» REQUIREMENTS: Quote every line below exactly as it reads.

» DATA TO PROCESS:
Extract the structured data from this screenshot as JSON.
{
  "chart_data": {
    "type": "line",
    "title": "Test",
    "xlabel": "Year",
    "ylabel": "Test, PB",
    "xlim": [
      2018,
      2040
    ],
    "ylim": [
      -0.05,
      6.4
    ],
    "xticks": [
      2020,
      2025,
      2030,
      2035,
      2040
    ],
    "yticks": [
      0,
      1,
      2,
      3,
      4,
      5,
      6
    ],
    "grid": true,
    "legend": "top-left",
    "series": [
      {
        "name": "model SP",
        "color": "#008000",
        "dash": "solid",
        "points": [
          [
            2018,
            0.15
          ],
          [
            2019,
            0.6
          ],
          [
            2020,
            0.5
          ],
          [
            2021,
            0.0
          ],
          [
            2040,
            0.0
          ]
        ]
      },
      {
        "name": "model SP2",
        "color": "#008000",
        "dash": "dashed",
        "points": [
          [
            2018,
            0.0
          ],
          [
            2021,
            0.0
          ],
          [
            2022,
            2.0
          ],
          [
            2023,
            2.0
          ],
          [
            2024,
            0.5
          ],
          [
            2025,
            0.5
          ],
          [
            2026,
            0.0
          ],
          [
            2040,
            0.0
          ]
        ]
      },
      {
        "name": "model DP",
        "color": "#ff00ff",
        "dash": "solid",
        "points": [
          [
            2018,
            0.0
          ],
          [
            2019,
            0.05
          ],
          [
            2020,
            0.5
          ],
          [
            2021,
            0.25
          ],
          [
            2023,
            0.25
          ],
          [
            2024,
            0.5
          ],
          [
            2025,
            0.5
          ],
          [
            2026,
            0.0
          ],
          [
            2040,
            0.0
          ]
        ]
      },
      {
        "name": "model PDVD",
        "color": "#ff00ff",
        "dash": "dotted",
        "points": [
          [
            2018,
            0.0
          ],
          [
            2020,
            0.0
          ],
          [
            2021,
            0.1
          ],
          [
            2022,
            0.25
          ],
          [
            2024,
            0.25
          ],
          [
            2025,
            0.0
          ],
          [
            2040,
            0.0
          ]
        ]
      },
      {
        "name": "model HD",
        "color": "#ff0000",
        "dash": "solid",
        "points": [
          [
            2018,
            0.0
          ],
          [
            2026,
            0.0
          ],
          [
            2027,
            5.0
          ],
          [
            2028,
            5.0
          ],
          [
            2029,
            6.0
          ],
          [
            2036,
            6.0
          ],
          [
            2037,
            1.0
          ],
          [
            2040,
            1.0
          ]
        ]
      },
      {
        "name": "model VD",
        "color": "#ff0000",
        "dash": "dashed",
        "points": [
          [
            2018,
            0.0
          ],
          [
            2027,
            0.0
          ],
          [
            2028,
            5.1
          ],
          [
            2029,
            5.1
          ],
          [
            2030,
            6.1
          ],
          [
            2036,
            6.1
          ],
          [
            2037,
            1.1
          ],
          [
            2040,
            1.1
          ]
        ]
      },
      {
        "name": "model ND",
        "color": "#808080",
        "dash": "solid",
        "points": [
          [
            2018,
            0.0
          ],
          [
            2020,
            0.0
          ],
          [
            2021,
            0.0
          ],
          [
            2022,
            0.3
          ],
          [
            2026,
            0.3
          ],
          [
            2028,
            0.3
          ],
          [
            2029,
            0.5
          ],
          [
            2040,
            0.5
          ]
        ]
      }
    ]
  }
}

» COMPLETE OUTPUT:
Extract the structured data from this screenshot as JSON.
{
  "chart_data": {
    "type": "line",
    "title": "Test",
    "xlabel": "Year",
    "ylabel": "Test, PB",
    "xlim": [
      2018,
      2040
    ],
    "ylim": [
      -0.05,
      6.4
    ],
    "xticks": [
      2020,
      2025,
      2030,
      2035,
      2040
    ],
    "yticks": [
      0,
      1,
      2,
      3,
      4,
      5,
      6
    ],
    "grid": true,
    "legend": "top-left",
    "series": [
      {
        "name": "model SP",
        "color": "#008000",
        "dash": "solid",
        "points": [
          [
            2018,
            0.15
          ],
          [
            2019,
            0.6
          ],
          [
            2020,
            0.5
          ],
          [
            2021,
            0.0
          ],
          [
            2040,
            0.0
          ]
        ]
      },
      {
        "name": "model SP2",
        "color": "#008000",
        "dash": "dashed",
        "points": [
          [
            2018,
            0.0
          ],
          [
            2021,
            0.0
          ],
          [
            2022,
            2.0
          ],
          [
            2023,
            2.0
          ],
          [
            2024,
            0.5
          ],
          [
            2025,
            0.5
          ],
          [
            2026,
            0.0
          ],
          [
            2040,
            0.0
          ]
        ]
      },
      {
        "name": "model DP",
        "color": "#ff00ff",
        "dash": "solid",
        "points": [
          [
            2018,
            0.0
          ],
          [
            2019,
            0.05
          ],
          [
            2020,
            0.5
          ],
          [
            2021,
            0.25
          ],
          [
            2023,
            0.25
          ],
          [
            2024,
            0.5
          ],
          [
            2025,
            0.5
          ],
          [
            2026,
            0.0
          ],
          [
            2040,
            0.0
          ]
        ]
      },
      {
        "name": "model PDVD",
        "color": "#ff00ff",
        "dash": "dotted",
        "points": [
          [
            2018,
            0.0
          ],
          [
            2020,
            0.0
          ],
          [
            2021,
            0.1
          ],
          [
            2022,
            0.25
          ],
          [
            2024,
            0.25
          ],
          [
            2025,
            0.0
          ],
          [
            2040,
            0.0
          ]
        ]
      },
      {
        "name": "model HD",
        "color": "#ff0000",
        "dash": "solid",
        "points": [
          [
            2018,
            0.0
          ],
          [
            2026,
            0.0
          ],
          [
            2027,
            5.0
          ],
          [
            2028,
            5.0
          ],
          [
            2029,
            6.0
          ],
          [
            2036,
            6.0
          ],
          [
            2037,
            1.0
          ],
          [
            2040,
            1.0
          ]
        ]
      },
      {
        "name": "model VD",
        "color": "#ff0000",
        "dash": "dashed",
        "points": [
          [
            2018,
            0.0
          ],
          [
            2027,
            0.0
          ],
          [
            2028,
            5.1
          ],
          [
            2029,
            5.1
          ],
          [
            2030,
            6.1
          ],
          [
            2036,
            6.1
          ],
          [
            2037,
            1.1
          ],
          [
            2040,
            1.1
          ]
        ]
      },
      {
        "name": "model ND",
        "color": "#808080",
        "dash": "solid",
        "points": [
          [
            2018,
            0.0
          ],
          [
            2020,
            0.0
          ],
          [
            2021,
            0.0
          ],
          [
            2022,
            0.3
          ],
          [
            2026,
            0.3
          ],
          [
            2028,
            0.3
          ],
          [
            2029,
            0.5
          ],
          [
            2040,
            0.5
          ]
        ]
      }
    ]
  }
}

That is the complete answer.